## EXERCISE
Skip the pictures and repeat each line of the data exactly.

## LISTED ENTRIES
+++

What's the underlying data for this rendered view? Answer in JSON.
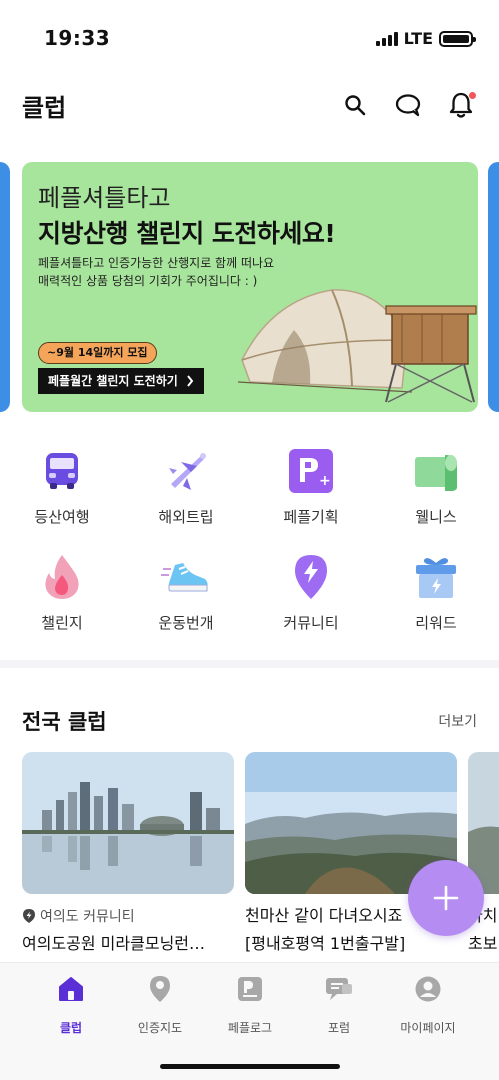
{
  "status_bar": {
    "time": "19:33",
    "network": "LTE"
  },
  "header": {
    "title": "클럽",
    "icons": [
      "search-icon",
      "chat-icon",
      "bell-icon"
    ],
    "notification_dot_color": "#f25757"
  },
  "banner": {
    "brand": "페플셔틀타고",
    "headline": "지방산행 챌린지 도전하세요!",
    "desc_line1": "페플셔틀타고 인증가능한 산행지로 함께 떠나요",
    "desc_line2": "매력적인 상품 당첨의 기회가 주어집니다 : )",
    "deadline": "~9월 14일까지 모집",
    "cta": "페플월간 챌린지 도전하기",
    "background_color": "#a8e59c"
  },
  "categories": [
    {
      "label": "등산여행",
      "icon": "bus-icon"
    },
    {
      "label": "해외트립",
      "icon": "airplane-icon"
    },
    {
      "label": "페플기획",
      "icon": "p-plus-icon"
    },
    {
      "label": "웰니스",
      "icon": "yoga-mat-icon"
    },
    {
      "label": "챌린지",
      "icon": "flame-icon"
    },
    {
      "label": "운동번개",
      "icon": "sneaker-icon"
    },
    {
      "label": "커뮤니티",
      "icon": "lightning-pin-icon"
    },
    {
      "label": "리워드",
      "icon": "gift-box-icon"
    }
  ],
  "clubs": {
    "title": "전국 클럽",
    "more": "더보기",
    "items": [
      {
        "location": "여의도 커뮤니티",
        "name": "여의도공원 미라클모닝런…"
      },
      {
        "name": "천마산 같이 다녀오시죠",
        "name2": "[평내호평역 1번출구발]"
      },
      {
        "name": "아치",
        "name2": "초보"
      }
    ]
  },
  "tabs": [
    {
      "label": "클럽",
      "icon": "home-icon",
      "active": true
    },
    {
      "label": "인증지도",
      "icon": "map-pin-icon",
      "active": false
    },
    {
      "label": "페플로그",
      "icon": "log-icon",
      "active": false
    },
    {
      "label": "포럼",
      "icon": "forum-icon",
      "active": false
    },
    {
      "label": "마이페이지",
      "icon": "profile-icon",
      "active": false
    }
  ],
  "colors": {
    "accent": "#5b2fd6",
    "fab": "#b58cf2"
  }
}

+++

## ANSWER TO THIS EXERCISE
What's the underlying data for this rendered view? Answer in JSON.
{
  "status_bar": {
    "time": "19:33",
    "network": "LTE"
  },
  "header": {
    "title": "클럽",
    "icons": [
      "search-icon",
      "chat-icon",
      "bell-icon"
    ],
    "notification_dot_color": "#f25757"
  },
  "banner": {
    "brand": "페플셔틀타고",
    "headline": "지방산행 챌린지 도전하세요!",
    "desc_line1": "페플셔틀타고 인증가능한 산행지로 함께 떠나요",
    "desc_line2": "매력적인 상품 당첨의 기회가 주어집니다 : )",
    "deadline": "~9월 14일까지 모집",
    "cta": "페플월간 챌린지 도전하기",
    "background_color": "#a8e59c"
  },
  "categories": [
    {
      "label": "등산여행",
      "icon": "bus-icon"
    },
    {
      "label": "해외트립",
      "icon": "airplane-icon"
    },
    {
      "label": "페플기획",
      "icon": "p-plus-icon"
    },
    {
      "label": "웰니스",
      "icon": "yoga-mat-icon"
    },
    {
      "label": "챌린지",
      "icon": "flame-icon"
    },
    {
      "label": "운동번개",
      "icon": "sneaker-icon"
    },
    {
      "label": "커뮤니티",
      "icon": "lightning-pin-icon"
    },
    {
      "label": "리워드",
      "icon": "gift-box-icon"
    }
  ],
  "clubs": {
    "title": "전국 클럽",
    "more": "더보기",
    "items": [
      {
        "location": "여의도 커뮤니티",
        "name": "여의도공원 미라클모닝런…"
      },
      {
        "name": "천마산 같이 다녀오시죠",
        "name2": "[평내호평역 1번출구발]"
      },
      {
        "name": "아치",
        "name2": "초보"
      }
    ]
  },
  "tabs": [
    {
      "label": "클럽",
      "icon": "home-icon",
      "active": true
    },
    {
      "label": "인증지도",
      "icon": "map-pin-icon",
      "active": false
    },
    {
      "label": "페플로그",
      "icon": "log-icon",
      "active": false
    },
    {
      "label": "포럼",
      "icon": "forum-icon",
      "active": false
    },
    {
      "label": "마이페이지",
      "icon": "profile-icon",
      "active": false
    }
  ],
  "colors": {
    "accent": "#5b2fd6",
    "fab": "#b58cf2"
  }
}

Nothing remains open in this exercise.